-- start of Supplied data --

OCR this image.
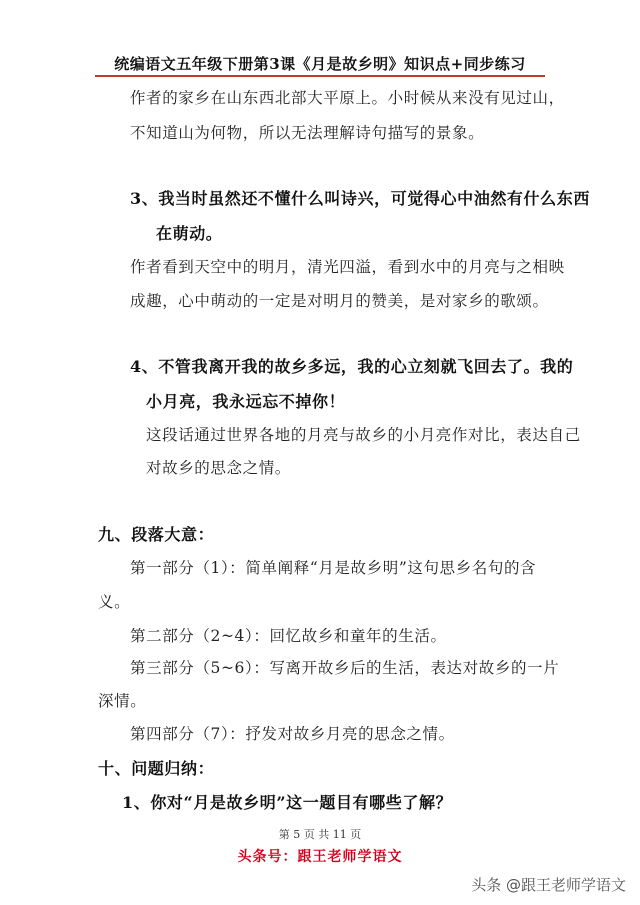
统编语文五年级下册第3课《月是故乡明》知识点+同步练习
作者的家乡在山东西北部大平原上。小时候从来没有见过山，
不知道山为何物，所以无法理解诗句描写的景象。
3、我当时虽然还不懂什么叫诗兴，可觉得心中油然有什么东西
在萌动。
作者看到天空中的明月，清光四溢，看到水中的月亮与之相映
成趣，心中萌动的一定是对明月的赞美，是对家乡的歌颂。
4、不管我离开我的故乡多远，我的心立刻就飞回去了。我的
小月亮，我永远忘不掉你！
这段话通过世界各地的月亮与故乡的小月亮作对比，表达自己
对故乡的思念之情。
九、段落大意：
第一部分（1）：简单阐释“月是故乡明”这句思乡名句的含
义。
第二部分（2~4）：回忆故乡和童年的生活。
第三部分（5~6）：写离开故乡后的生活，表达对故乡的一片
深情。
第四部分（7）：抒发对故乡月亮的思念之情。
十、问题归纳：
1、你对“月是故乡明”这一题目有哪些了解？
第 5 页 共 11 页
头条号：跟王老师学语文
头条 @跟王老师学语文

-- end of Supplied data --

Copy out all the entries exactly. Images stay out of the copy.

OCR this image.
统编语文五年级下册第3课《月是故乡明》知识点+同步练习
作者的家乡在山东西北部大平原上。小时候从来没有见过山，
不知道山为何物，所以无法理解诗句描写的景象。
3、我当时虽然还不懂什么叫诗兴，可觉得心中油然有什么东西
在萌动。
作者看到天空中的明月，清光四溢，看到水中的月亮与之相映
成趣，心中萌动的一定是对明月的赞美，是对家乡的歌颂。
4、不管我离开我的故乡多远，我的心立刻就飞回去了。我的
小月亮，我永远忘不掉你！
这段话通过世界各地的月亮与故乡的小月亮作对比，表达自己
对故乡的思念之情。
九、段落大意：
第一部分（1）：简单阐释“月是故乡明”这句思乡名句的含
义。
第二部分（2~4）：回忆故乡和童年的生活。
第三部分（5~6）：写离开故乡后的生活，表达对故乡的一片
深情。
第四部分（7）：抒发对故乡月亮的思念之情。
十、问题归纳：
1、你对“月是故乡明”这一题目有哪些了解？
第 5 页 共 11 页
头条号：跟王老师学语文
头条 @跟王老师学语文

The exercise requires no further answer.